Deine Aufgabe>
Beantworte anhand des Auszugs diese Fragen:
1. Wie lange reicht die Laufzeit der Akkus oft?
2. Warum war die Versorgung mit Treibstoff letzte Woche in Saas-Grund teilweise nicht möglich?
3. Wie lange halten die leistungsfähigsten Batteriemodelle?

Auszug>
Zwar sind diese für den Fall eines Unterbruchs des Stromnetzes mit Batterien ausgestattet, die Laufzeit dieser Akkus beträgt aber oft nur wenige Stunden. Danach sorgen Diesel- oder Benzingeneratoren für den Weiterbetrieb. Der Zivilschutz muss diese jedoch alle paar Stunden mit neuem Treibstoff versorgen. Dies war letzte Woche in Saas-Grund teilweise nicht möglich, da sowohl die Strassen als auch der Luftweg wegen des Unwetters unpassierbar waren.

Um den ständigen Betrieb des Systems zu gewährleisten, bräuchte es beispielsweise die Installation von grösseren Batterien. Die leistungsfähigsten Modelle hierbei halten bis zu drei Tage. Die Walliser Polizei liess aber bereits durchblicken, dass dies sehr teuer wäre. Zu teuer, um ein eher selten auftretendes Ereignis zu verhindern.

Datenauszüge
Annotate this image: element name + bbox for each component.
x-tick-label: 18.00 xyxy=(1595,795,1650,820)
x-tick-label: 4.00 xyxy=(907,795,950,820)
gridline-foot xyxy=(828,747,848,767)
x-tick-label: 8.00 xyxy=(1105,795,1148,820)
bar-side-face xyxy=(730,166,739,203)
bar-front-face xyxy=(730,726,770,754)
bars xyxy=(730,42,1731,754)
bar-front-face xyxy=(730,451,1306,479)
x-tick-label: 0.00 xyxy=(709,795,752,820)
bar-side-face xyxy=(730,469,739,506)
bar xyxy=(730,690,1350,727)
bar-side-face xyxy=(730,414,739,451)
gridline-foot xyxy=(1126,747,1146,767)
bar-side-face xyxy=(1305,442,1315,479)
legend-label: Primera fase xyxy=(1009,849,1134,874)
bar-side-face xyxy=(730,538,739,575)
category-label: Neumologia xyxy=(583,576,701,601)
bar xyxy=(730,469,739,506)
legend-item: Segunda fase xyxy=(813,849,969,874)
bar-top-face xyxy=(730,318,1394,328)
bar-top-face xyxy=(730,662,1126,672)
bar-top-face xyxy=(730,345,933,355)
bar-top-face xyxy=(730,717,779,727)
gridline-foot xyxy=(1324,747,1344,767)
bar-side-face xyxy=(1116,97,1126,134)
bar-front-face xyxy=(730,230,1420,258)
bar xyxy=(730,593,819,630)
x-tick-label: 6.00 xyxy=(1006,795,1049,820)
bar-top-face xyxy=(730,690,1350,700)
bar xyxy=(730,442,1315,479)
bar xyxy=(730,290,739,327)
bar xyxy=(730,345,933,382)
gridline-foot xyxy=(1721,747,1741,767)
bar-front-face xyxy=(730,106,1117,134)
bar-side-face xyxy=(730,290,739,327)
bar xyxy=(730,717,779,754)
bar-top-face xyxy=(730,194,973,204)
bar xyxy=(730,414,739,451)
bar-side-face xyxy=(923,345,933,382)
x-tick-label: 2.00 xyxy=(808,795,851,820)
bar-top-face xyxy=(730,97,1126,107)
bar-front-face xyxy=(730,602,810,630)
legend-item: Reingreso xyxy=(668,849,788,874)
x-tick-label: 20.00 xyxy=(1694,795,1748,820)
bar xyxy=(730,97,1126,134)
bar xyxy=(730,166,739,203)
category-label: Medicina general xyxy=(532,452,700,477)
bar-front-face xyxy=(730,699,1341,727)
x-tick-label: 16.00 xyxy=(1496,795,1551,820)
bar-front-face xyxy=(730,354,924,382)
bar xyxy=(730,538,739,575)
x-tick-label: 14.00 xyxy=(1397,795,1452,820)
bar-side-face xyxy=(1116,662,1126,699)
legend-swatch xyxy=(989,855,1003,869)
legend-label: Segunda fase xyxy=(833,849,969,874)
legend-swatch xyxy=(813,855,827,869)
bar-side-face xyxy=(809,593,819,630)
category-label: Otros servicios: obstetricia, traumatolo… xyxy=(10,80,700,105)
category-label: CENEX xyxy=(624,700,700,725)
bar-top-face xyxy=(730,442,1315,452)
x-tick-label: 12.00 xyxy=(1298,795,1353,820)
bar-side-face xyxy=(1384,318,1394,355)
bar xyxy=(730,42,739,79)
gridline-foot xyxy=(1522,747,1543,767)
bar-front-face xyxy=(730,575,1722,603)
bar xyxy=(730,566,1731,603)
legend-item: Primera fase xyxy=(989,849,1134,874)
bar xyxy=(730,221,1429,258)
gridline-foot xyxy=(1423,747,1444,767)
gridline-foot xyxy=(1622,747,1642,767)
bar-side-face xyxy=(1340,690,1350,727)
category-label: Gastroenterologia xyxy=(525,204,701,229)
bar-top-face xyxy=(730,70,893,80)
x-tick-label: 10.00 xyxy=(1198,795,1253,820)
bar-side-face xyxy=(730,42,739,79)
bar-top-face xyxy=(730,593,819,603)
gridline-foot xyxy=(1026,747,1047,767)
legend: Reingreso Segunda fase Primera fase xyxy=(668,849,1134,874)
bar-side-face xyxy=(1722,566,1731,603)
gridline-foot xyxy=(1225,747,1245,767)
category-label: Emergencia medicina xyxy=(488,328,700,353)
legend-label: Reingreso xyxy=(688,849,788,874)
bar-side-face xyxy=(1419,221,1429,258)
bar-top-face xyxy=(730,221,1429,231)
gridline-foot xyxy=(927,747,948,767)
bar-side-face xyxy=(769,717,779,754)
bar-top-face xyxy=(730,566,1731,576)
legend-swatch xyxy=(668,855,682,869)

Lösung>
1. Die Laufzeit der Akkus beträgt oft nur wenige Stunden.
2. Sowohl die Strassen als auch der Luftweg waren wegen des Unwetters unpassierbar.
3. Die leistungsfähigsten Modelle halten bis zu drei Tage.